Your objective. Give the count of lines in the data that include the string "Tofu", with no added remarks.

** START Entries supplied **

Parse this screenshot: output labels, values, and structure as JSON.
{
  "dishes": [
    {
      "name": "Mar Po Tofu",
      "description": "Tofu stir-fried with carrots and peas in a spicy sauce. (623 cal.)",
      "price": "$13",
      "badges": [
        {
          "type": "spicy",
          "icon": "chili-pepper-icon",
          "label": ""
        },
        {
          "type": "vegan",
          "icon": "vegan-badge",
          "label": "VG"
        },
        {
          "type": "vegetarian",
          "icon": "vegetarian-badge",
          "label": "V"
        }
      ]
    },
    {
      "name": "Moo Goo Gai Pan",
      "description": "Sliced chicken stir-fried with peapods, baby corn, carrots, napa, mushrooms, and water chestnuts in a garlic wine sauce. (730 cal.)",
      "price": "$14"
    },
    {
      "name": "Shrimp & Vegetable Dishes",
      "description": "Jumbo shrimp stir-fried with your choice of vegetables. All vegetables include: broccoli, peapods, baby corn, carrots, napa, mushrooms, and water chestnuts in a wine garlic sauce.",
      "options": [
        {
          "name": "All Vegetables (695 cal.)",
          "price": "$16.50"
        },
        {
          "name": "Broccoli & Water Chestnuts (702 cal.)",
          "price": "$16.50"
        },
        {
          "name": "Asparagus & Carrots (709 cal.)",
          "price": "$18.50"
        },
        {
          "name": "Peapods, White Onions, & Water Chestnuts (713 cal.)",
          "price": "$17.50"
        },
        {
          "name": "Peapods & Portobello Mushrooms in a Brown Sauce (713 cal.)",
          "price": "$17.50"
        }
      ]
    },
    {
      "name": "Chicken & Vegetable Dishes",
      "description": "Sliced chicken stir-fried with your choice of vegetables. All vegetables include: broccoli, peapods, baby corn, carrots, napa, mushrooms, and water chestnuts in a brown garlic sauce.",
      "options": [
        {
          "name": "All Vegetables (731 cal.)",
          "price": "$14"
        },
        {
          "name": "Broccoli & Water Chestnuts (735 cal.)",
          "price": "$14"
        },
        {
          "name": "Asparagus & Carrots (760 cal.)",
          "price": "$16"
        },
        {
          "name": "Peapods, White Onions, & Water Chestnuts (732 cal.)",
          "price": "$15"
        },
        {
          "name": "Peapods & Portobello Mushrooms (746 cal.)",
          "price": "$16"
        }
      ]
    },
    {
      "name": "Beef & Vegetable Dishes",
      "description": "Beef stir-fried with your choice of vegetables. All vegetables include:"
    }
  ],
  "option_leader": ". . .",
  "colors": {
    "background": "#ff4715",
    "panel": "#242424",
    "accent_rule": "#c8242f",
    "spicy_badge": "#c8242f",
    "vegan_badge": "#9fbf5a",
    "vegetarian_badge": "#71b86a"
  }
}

** END Entries supplied **

Task solution. 2